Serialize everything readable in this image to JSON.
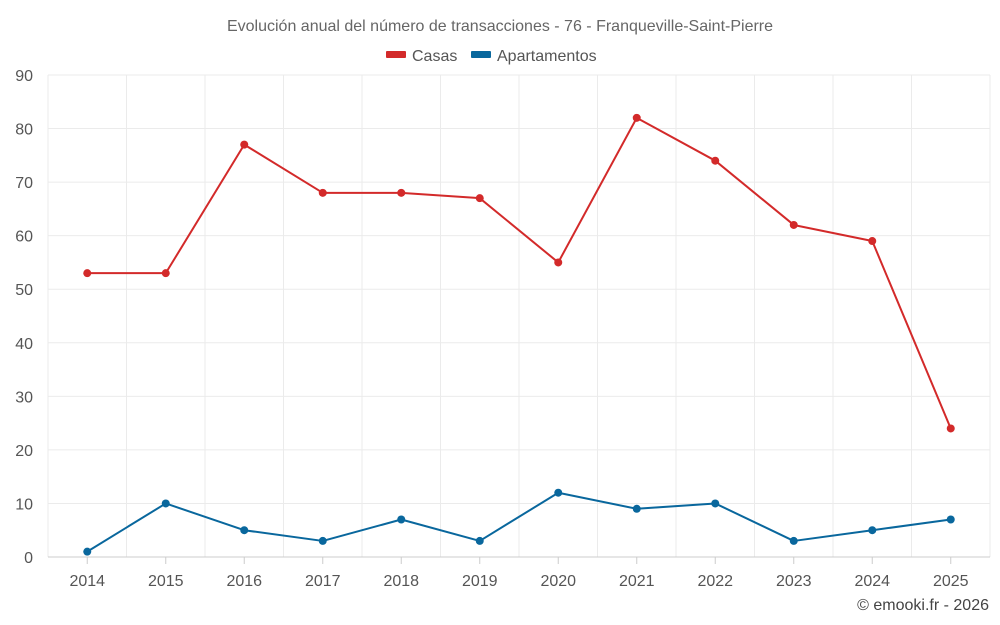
{
  "chart_data": {
    "type": "line",
    "title": "Evolución anual del número de transacciones - 76 - Franqueville-Saint-Pierre",
    "categories": [
      "2014",
      "2015",
      "2016",
      "2017",
      "2018",
      "2019",
      "2020",
      "2021",
      "2022",
      "2023",
      "2024",
      "2025"
    ],
    "series": [
      {
        "name": "Casas",
        "color": "#d32a2a",
        "values": [
          53,
          53,
          77,
          68,
          68,
          67,
          55,
          82,
          74,
          62,
          59,
          24
        ]
      },
      {
        "name": "Apartamentos",
        "color": "#09679d",
        "values": [
          1,
          10,
          5,
          3,
          7,
          3,
          12,
          9,
          10,
          3,
          5,
          7
        ]
      }
    ],
    "ylim": [
      0,
      90
    ],
    "yticks": [
      0,
      10,
      20,
      30,
      40,
      50,
      60,
      70,
      80,
      90
    ],
    "xlabel": "",
    "ylabel": "",
    "grid": true,
    "legend": "top-center"
  },
  "credit": "© emooki.fr - 2026"
}
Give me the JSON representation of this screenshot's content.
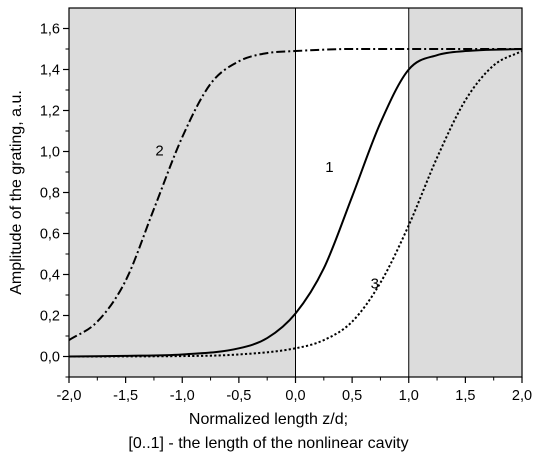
-*-
* Written task *
Supply the count of lines in the entries that contain the word "JSON", and nothing besides.

* Written solution *
2